■ **Page**
I have an appointment this afternoon, and then I plan on coming home and hitting the studio to get this one stretched, pinned, laced, and framed before dinner.

Please don't be sad for the piece that is now frameless.....I won't do anything rash or stupid like use it as a birdcage liner or anything. Believe me when I tell you that it does indeed have sentimental value to this particular Spinster Stitcher. I think it was the very first piece that I ever stitched! Yup. When Aunt Chrissy taught me to stitch circa 2003 or so, I got it in my head that I was going to stitch houses (!) and only houses (!) for as long as we both shall live.

I got over THAT pretty quickly, thank goodness. Now, I'm not sure if I could even THINK about stitching a house without some very serious consideration and a cocktail.

Happy Futzingday, everybody! I hope that whatever you're Futzing is exactly what you want it to be!

■ **Extracted material**
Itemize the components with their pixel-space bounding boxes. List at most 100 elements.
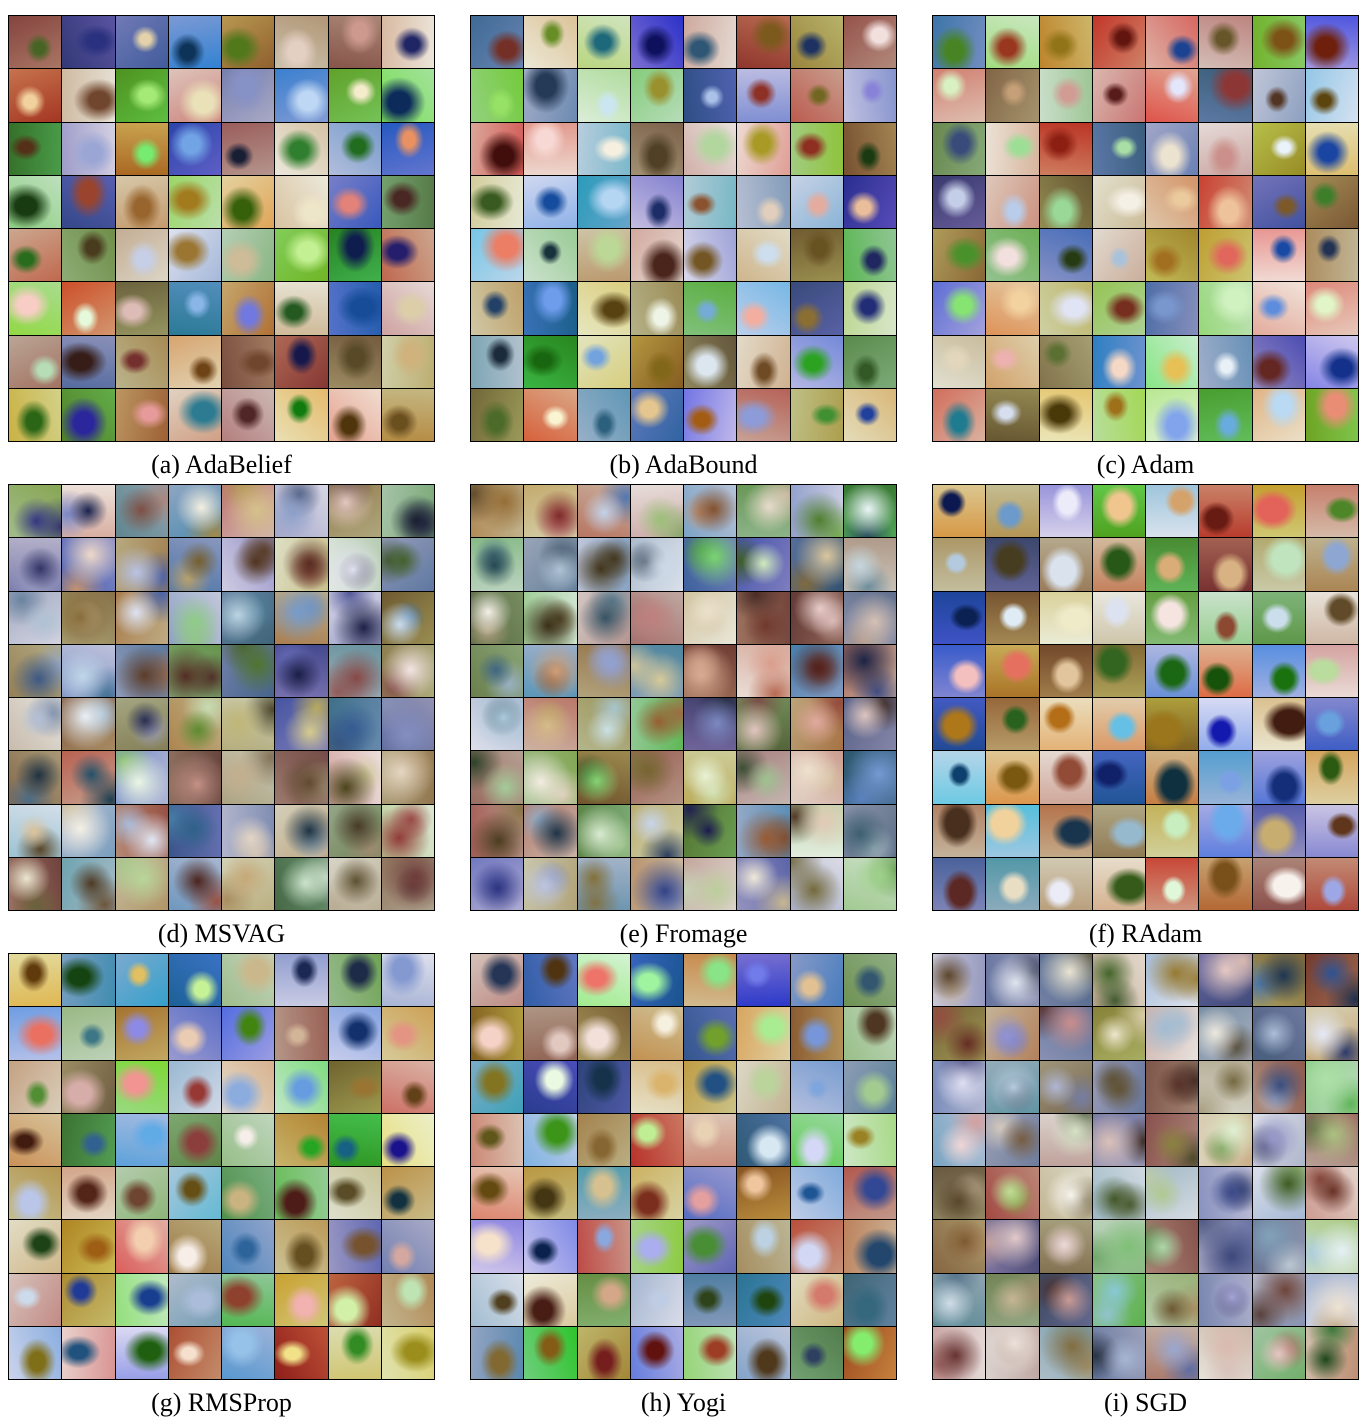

* * *

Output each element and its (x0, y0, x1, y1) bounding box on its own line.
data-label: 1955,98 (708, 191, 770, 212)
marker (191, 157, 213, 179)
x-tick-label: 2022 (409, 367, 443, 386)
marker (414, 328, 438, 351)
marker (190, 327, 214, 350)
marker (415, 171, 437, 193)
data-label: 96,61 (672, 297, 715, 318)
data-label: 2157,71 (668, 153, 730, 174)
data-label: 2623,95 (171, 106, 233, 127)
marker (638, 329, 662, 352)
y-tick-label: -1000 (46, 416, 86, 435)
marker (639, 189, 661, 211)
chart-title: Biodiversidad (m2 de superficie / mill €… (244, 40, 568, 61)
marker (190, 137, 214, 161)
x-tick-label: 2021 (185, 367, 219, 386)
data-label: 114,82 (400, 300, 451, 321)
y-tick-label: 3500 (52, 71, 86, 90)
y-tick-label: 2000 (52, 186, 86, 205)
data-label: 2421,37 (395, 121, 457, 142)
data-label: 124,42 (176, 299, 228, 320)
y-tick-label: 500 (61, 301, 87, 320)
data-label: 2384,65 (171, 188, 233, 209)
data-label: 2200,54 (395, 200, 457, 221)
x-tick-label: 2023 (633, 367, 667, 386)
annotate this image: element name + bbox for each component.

■ **Work instructions**
**A.** According to the blog post, who taught the writer to stitch?
**B.** Rewrite the passage of the blog post from "I have an appointment" up to and including "both shall live.", substituting "workshop" for "studio".

■ **Results for the exercise**
**A.** Aunt Chrissy taught the writer to stitch, circa 2003 or so.

**B.**
I have an appointment this afternoon, and then I plan on coming home and hitting the workshop to get this one stretched, pinned, laced, and framed before dinner.

Please don't be sad for the piece that is now frameless.....I won't do anything rash or stupid like use it as a birdcage liner or anything. Believe me when I tell you that it does indeed have sentimental value to this particular Spinster Stitcher. I think it was the very first piece that I ever stitched! Yup. When Aunt Chrissy taught me to stitch circa 2003 or so, I got it in my head that I was going to stitch houses (!) and only houses (!) for as long as we both shall live.